» **CHALLENGE**
Wherever the word "name" turns up in a line of the entries, copy that line.

Dataset entries on figures
──────

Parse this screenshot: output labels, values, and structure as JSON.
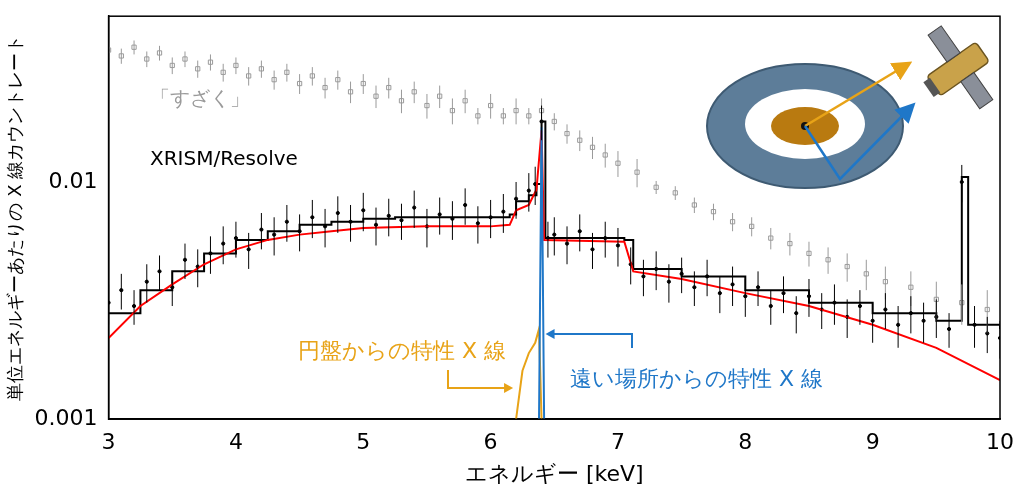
{
  "chart_data": {
    "type": "scatter",
    "xlabel": "エネルギー [keV]",
    "ylabel": "単位エネルギーあたりの X 線カウントレート",
    "xlim": [
      3,
      10
    ],
    "xticks": [
      3,
      4,
      5,
      6,
      7,
      8,
      9,
      10
    ],
    "ylim": [
      0.001,
      0.05
    ],
    "yticks": [
      0.001,
      0.01
    ],
    "log": "y",
    "grid": false,
    "series": [
      {
        "name": "「すざく」",
        "type": "scatter",
        "color": "#9a9a9a",
        "marker": "square",
        "x": [
          3.0,
          3.1,
          3.2,
          3.3,
          3.4,
          3.5,
          3.6,
          3.7,
          3.8,
          3.9,
          4.0,
          4.1,
          4.2,
          4.3,
          4.4,
          4.5,
          4.6,
          4.7,
          4.8,
          4.9,
          5.0,
          5.1,
          5.2,
          5.3,
          5.4,
          5.5,
          5.6,
          5.7,
          5.8,
          5.9,
          6.0,
          6.1,
          6.2,
          6.3,
          6.4,
          6.5,
          6.6,
          6.7,
          6.8,
          6.9,
          7.0,
          7.15,
          7.3,
          7.45,
          7.6,
          7.75,
          7.9,
          8.05,
          8.2,
          8.35,
          8.5,
          8.65,
          8.8,
          8.95,
          9.1,
          9.3,
          9.5,
          9.7,
          9.9
        ],
        "values": [
          0.036,
          0.034,
          0.037,
          0.033,
          0.035,
          0.031,
          0.033,
          0.03,
          0.032,
          0.029,
          0.031,
          0.028,
          0.03,
          0.027,
          0.029,
          0.026,
          0.028,
          0.025,
          0.027,
          0.024,
          0.026,
          0.023,
          0.025,
          0.022,
          0.024,
          0.021,
          0.023,
          0.02,
          0.022,
          0.019,
          0.021,
          0.019,
          0.02,
          0.019,
          0.02,
          0.018,
          0.016,
          0.015,
          0.014,
          0.013,
          0.012,
          0.011,
          0.0095,
          0.009,
          0.008,
          0.0075,
          0.0068,
          0.0065,
          0.0058,
          0.0055,
          0.005,
          0.0047,
          0.0044,
          0.0041,
          0.0038,
          0.0036,
          0.0032,
          0.0031,
          0.0029
        ],
        "errors": [
          0.0025,
          0.0025,
          0.0025,
          0.0025,
          0.0025,
          0.0025,
          0.0025,
          0.0025,
          0.0025,
          0.0025,
          0.0025,
          0.0025,
          0.0025,
          0.0025,
          0.0025,
          0.0025,
          0.0025,
          0.0025,
          0.0025,
          0.0025,
          0.0025,
          0.0025,
          0.0025,
          0.0025,
          0.0025,
          0.0025,
          0.0025,
          0.0025,
          0.0025,
          0.0015,
          0.0025,
          0.0015,
          0.0025,
          0.0015,
          0.0025,
          0.0015,
          0.0015,
          0.0015,
          0.0015,
          0.0015,
          0.0015,
          0.0015,
          0.0006,
          0.0006,
          0.0006,
          0.0006,
          0.0006,
          0.0006,
          0.0006,
          0.0006,
          0.0006,
          0.0006,
          0.0006,
          0.0006,
          0.0006,
          0.0006,
          0.0006,
          0.0006,
          0.0006
        ]
      },
      {
        "name": "XRISM/Resolve",
        "type": "scatter",
        "color": "#000000",
        "marker": "circle",
        "x": [
          3.0,
          3.1,
          3.2,
          3.3,
          3.4,
          3.5,
          3.6,
          3.7,
          3.8,
          3.9,
          4.0,
          4.1,
          4.2,
          4.3,
          4.4,
          4.5,
          4.6,
          4.7,
          4.8,
          4.9,
          5.0,
          5.1,
          5.2,
          5.3,
          5.4,
          5.5,
          5.6,
          5.7,
          5.8,
          5.9,
          6.0,
          6.1,
          6.2,
          6.3,
          6.35,
          6.4,
          6.45,
          6.5,
          6.6,
          6.7,
          6.8,
          6.9,
          7.0,
          7.1,
          7.2,
          7.3,
          7.4,
          7.5,
          7.6,
          7.7,
          7.8,
          7.9,
          8.0,
          8.1,
          8.2,
          8.3,
          8.4,
          8.5,
          8.6,
          8.7,
          8.8,
          8.9,
          9.0,
          9.1,
          9.2,
          9.3,
          9.4,
          9.5,
          9.6,
          9.7,
          9.8,
          9.9,
          10.0
        ],
        "values": [
          0.0031,
          0.0035,
          0.003,
          0.0038,
          0.0042,
          0.0036,
          0.0047,
          0.0044,
          0.005,
          0.0055,
          0.0058,
          0.0052,
          0.0063,
          0.006,
          0.0068,
          0.0062,
          0.0071,
          0.0065,
          0.0074,
          0.0068,
          0.0076,
          0.0066,
          0.0072,
          0.0069,
          0.0078,
          0.0065,
          0.0073,
          0.007,
          0.008,
          0.0067,
          0.0071,
          0.0075,
          0.0085,
          0.0092,
          0.0098,
          0.018,
          0.0058,
          0.006,
          0.0055,
          0.0062,
          0.0052,
          0.0058,
          0.0054,
          0.0045,
          0.004,
          0.0043,
          0.0038,
          0.0041,
          0.0036,
          0.004,
          0.0034,
          0.0037,
          0.0033,
          0.0036,
          0.003,
          0.0034,
          0.0028,
          0.0033,
          0.0029,
          0.0031,
          0.0027,
          0.003,
          0.0026,
          0.0029,
          0.0025,
          0.0028,
          0.0026,
          0.0027,
          0.0024,
          0.01,
          0.0025,
          0.0023,
          0.0022
        ],
        "errors": [
          0.0006,
          0.0006,
          0.0005,
          0.0007,
          0.0007,
          0.0006,
          0.0008,
          0.0008,
          0.0009,
          0.001,
          0.001,
          0.0009,
          0.0011,
          0.0011,
          0.0012,
          0.0011,
          0.0013,
          0.0012,
          0.0013,
          0.0012,
          0.0014,
          0.0012,
          0.0013,
          0.0012,
          0.0014,
          0.0012,
          0.0013,
          0.0013,
          0.0014,
          0.0012,
          0.0013,
          0.0014,
          0.0015,
          0.0017,
          0.0018,
          0.003,
          0.001,
          0.0011,
          0.001,
          0.0011,
          0.0009,
          0.001,
          0.001,
          0.0008,
          0.0007,
          0.0008,
          0.0007,
          0.0007,
          0.0006,
          0.0007,
          0.0006,
          0.0007,
          0.0006,
          0.0006,
          0.0005,
          0.0006,
          0.0005,
          0.0006,
          0.0005,
          0.0006,
          0.0005,
          0.0005,
          0.0005,
          0.0005,
          0.0005,
          0.0005,
          0.0005,
          0.0005,
          0.0004,
          0.0018,
          0.0005,
          0.0004,
          0.0004
        ]
      },
      {
        "type": "line",
        "color": "#000000",
        "line_style": "step",
        "x": [
          3.0,
          3.25,
          3.5,
          3.75,
          4.0,
          4.25,
          4.5,
          4.75,
          5.0,
          5.25,
          5.5,
          5.75,
          6.0,
          6.15,
          6.2,
          6.3,
          6.36,
          6.4,
          6.43,
          6.7,
          7.05,
          7.12,
          7.5,
          8.0,
          8.5,
          9.0,
          9.5,
          9.65,
          9.7,
          9.75,
          10.0
        ],
        "values": [
          0.0028,
          0.0035,
          0.0042,
          0.005,
          0.0057,
          0.0062,
          0.0066,
          0.0068,
          0.007,
          0.0071,
          0.0071,
          0.0071,
          0.0071,
          0.0073,
          0.0083,
          0.0088,
          0.0098,
          0.018,
          0.0058,
          0.0058,
          0.0057,
          0.0043,
          0.004,
          0.0035,
          0.0031,
          0.0028,
          0.0026,
          0.0026,
          0.0105,
          0.0025,
          0.0024
        ]
      },
      {
        "type": "line",
        "color": "#ff0000",
        "line_style": "solid",
        "x": [
          3.0,
          3.25,
          3.5,
          3.75,
          4.0,
          4.25,
          4.5,
          4.75,
          5.0,
          5.5,
          6.0,
          6.15,
          6.2,
          6.3,
          6.36,
          6.4,
          6.42,
          7.05,
          7.12,
          7.5,
          8.0,
          8.5,
          9.0,
          9.5,
          10.0
        ],
        "values": [
          0.0022,
          0.003,
          0.0037,
          0.0045,
          0.0052,
          0.0057,
          0.006,
          0.0062,
          0.0064,
          0.0065,
          0.0065,
          0.0066,
          0.0076,
          0.008,
          0.0093,
          0.0165,
          0.0057,
          0.0056,
          0.0042,
          0.0039,
          0.0034,
          0.003,
          0.0025,
          0.002,
          0.00146
        ]
      },
      {
        "name": "円盤からの特性 X 線",
        "type": "line",
        "color": "#e8a317",
        "line_style": "solid",
        "x": [
          6.2,
          6.25,
          6.3,
          6.35,
          6.38,
          6.4
        ],
        "values": [
          0.001,
          0.0016,
          0.0019,
          0.0021,
          0.0024,
          0.001
        ]
      },
      {
        "name": "遠い場所からの特性 X 線",
        "type": "line",
        "color": "#1f77c8",
        "line_style": "solid",
        "x": [
          6.38,
          6.4,
          6.42
        ],
        "values": [
          0.001,
          0.017,
          0.001
        ]
      }
    ]
  }
}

──────

» **TASK RESULT**
        "name": "「すざく」",
        "name": "XRISM/Resolve",
        "name": "円盤からの特性 X 線",
        "name": "遠い場所からの特性 X 線",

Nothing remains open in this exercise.